§ **Document extract**

Before I start this I really want to make something clear – I’m not looking for sympathy in writing this but merely trying to put across my own personal experience in a bid to try and help others. I’ve wanted to write this blog for a while, but haven’t quite had the courage to do it, so please bear with me.
Grief, like depression, is sometimes not talked about and is still a relatively taboo subject, but I hope the more people that do open up about it, the easier it will be for others to follow suit and cope with it in whatever way they see fit.
Grief is like being KO’d by Mike Tyson; it literally leaves you on the floor, not knowing where the hell you are or how you are going to get back up. When you lose someone close to you, however it may happen, the feeling of loss and pain is quite frankly a bitch.
Easter Sunday, April 20th 2014, a day that will forever be etched into my brain, as it is the day my family’s life and mine changed forever. I’d been on an early shift at SSN. I’d been up at 3.30am so by lunchtime I was vegging on the sofa half asleep. Then a Facebook message from someone I don’t know pops up on my phone. I opened it without any thought and there before me was a message from my brother’s friend, Matt, telling me that my brother and a group of his friends had been on a bus travelling from Malaysia back to Singapore and their bus had been involved in an accident. It was raining, the bus was travelling too fast and hit the central reservation, flipping and ended up down a ravine.
I couldn’t breathe. The room was spinning. I remember staring at my phone in utter disbelief. Was this some kind of sick joke? I called Matt and then it was confirmed. My worst nightmare, Harry was dead.
After several disjointed calls with Malaysian Police, I then had to tell my parents the news. I’ll leave it there with the rest of the details as even now writing this it brings back memories that I am still not ready to revisit, but I think you get the gist.
I was lost. Days afterwards I was living in a thick fog of nothingness. Nothing made sense. That’s the thing about grief, it envelops your whole being and even though I have always used exercise as not only a way to keep fit physically but also mentally strong; I couldn’t bring myself to put one front in front of the other.
They say putting your trainers on is the hardest thing to do, never had this been so true! Even armed with the knowledge that getting some fresh air and going for a little run would help, I couldn’t.

§ **Records supplied**

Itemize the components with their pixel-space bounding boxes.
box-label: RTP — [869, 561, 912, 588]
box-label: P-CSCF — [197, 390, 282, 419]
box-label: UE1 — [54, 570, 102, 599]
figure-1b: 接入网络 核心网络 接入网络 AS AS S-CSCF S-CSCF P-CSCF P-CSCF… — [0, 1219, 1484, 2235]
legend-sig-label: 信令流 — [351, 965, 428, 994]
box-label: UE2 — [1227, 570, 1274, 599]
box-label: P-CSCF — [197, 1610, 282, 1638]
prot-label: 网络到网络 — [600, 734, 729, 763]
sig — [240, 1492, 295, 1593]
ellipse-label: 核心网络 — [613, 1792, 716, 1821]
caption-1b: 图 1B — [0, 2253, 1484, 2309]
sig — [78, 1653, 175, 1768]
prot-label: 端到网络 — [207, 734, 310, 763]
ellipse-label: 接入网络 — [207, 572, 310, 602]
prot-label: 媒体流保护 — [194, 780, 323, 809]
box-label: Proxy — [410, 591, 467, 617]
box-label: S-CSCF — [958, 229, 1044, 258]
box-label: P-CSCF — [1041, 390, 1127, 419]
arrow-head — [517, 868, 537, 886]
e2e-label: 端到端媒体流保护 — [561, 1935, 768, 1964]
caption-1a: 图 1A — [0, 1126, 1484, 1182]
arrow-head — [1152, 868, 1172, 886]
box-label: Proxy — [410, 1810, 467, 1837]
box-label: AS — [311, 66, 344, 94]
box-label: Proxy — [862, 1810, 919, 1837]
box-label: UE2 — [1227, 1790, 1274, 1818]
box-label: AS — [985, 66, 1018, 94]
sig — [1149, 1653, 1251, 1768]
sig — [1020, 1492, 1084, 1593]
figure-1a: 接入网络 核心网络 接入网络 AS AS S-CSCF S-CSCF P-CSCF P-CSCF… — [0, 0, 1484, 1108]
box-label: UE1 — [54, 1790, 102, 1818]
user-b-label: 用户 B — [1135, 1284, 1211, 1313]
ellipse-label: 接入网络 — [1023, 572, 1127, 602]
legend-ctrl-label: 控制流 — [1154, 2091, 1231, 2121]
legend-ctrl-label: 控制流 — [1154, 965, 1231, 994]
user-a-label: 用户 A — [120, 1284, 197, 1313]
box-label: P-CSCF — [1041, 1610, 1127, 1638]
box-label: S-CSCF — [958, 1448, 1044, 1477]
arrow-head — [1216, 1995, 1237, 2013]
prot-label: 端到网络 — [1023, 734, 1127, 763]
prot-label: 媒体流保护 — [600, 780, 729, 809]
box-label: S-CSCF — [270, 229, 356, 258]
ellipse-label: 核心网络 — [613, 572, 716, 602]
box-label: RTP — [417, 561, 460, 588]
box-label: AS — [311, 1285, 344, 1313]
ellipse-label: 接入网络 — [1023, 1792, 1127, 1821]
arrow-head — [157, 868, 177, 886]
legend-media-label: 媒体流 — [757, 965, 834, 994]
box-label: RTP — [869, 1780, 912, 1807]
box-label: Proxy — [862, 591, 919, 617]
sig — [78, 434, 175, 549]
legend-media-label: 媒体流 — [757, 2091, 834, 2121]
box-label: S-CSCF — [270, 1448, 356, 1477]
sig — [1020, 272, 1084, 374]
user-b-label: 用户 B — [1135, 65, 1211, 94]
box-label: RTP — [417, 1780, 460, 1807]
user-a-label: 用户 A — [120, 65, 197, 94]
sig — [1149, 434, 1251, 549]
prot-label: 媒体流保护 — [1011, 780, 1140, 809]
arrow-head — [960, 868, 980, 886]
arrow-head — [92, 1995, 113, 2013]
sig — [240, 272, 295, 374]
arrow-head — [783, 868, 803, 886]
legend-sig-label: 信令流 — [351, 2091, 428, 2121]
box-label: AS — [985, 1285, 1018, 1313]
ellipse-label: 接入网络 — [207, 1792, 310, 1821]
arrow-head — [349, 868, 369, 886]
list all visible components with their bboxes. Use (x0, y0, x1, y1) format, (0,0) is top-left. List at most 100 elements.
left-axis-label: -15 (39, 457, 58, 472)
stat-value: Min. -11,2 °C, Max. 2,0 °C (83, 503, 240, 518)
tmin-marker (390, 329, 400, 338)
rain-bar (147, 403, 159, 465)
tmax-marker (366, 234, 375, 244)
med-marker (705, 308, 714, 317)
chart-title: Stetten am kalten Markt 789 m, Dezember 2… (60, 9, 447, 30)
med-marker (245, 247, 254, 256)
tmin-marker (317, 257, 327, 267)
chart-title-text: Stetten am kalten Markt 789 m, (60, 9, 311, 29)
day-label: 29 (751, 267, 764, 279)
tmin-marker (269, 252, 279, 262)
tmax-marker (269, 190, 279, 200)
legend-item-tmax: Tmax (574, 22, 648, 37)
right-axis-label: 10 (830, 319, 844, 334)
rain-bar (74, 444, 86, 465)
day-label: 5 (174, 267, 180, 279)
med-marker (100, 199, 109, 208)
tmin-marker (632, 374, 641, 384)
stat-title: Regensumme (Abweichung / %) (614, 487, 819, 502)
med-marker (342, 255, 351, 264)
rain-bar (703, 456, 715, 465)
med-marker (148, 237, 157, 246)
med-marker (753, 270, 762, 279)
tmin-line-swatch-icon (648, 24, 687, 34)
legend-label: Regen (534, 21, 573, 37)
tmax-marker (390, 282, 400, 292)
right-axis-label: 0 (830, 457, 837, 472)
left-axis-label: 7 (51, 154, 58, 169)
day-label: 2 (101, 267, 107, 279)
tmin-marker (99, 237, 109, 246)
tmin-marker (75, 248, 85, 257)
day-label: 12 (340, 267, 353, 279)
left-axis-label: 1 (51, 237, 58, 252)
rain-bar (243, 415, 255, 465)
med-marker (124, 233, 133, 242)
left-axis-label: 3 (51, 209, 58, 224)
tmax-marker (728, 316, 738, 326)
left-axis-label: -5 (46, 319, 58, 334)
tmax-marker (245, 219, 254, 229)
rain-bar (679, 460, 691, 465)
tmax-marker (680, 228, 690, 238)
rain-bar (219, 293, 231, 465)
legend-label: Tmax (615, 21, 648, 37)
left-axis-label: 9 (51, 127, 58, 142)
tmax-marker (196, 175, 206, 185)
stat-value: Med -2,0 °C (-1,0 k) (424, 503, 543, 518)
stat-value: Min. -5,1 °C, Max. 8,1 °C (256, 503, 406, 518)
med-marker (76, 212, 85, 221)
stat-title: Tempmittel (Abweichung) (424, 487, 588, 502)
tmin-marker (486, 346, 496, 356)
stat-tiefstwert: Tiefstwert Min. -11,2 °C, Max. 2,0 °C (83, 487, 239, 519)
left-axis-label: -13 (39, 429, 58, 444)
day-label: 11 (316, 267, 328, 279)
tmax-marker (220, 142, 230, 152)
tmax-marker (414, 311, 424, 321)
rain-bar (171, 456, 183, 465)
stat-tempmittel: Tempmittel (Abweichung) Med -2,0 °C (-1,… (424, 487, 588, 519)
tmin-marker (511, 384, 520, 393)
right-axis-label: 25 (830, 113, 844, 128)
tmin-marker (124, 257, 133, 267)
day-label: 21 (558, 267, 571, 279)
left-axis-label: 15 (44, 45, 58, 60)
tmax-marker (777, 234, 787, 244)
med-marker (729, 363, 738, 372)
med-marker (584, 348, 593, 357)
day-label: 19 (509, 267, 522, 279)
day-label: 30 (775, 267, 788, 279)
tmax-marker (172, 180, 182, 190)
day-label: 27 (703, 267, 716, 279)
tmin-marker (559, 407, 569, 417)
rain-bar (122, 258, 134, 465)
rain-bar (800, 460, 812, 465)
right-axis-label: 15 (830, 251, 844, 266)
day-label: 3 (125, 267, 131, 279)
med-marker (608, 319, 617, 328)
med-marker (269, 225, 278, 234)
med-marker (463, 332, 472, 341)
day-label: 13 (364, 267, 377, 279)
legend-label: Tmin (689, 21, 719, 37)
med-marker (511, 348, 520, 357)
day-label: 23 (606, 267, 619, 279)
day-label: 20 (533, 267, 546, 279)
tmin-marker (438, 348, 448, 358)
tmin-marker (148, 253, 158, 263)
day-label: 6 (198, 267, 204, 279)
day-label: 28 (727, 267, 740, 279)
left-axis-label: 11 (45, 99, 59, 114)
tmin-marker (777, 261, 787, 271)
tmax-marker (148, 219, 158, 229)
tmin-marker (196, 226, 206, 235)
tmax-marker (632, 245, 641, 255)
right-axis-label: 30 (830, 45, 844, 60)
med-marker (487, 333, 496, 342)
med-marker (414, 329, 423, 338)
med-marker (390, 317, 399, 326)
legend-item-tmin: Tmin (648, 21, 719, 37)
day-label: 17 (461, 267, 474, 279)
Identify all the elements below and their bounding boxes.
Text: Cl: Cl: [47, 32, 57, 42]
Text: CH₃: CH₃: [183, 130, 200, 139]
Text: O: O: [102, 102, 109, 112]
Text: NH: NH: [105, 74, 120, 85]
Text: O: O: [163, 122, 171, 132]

§ **Task details**
Continue the blog post about grief after losing a brother, starting from its last sentence. The records were taken from a different source than the text.

§ **Result**
I’m not a big talker, I know that sounds mad considering I do just that for a living, but when it comes to my emotions I am a closed book.
I was recommended so many books and articles to read on grief that it was almost overwhelming. I constantly questioned whether what I was feeling was ‘normal’ which when I think about it now is nuts.
Losing a loved one isn’t ever normal so why would your grieving processes be so? Grief is a very personal journey only you yourself can find out what really works in helping you deal, cope and come to terms with what has happened.
One of the hardest things was going back to work but there was a part of me that craved some normality, routine back in my life.
I remember that as soon as my car pulled into the car park at work, I put a smile on my face and wore it almost as a mask. It wasn’t that I didn’t want anyone talking about what happened, but I am very aware that people didn’t know how to talk to me; they didn’t know what to say. I didn’t want sympathy; I guess I just wanted to carry on as normal, or whatever normal was/is in a bid to avoid feeling the way I was feeling. Also, who wants to turn their TV on and see someone sad?!
In a way being back at work helped, I was busy, but what I wasn’t being true to was how I was really feeling. I needed to find other outlets. I tried grief and trauma counseling but really the only thing I found helpful was exercise.
I’ve always loved sport and exercise but never more so as it had a deeper meaning than just purely keeping in shape. Harry, like me, was a sport nut and loved the outdoors. That in itself helped me push myself to put my trainers back on and get out in the fresh air. I still go for runs today and talk to him, more often than not if I’m running behind someone I hear him say “Go on Anna, you can overtake him” which I make myself do. It’s little things like that that work for me.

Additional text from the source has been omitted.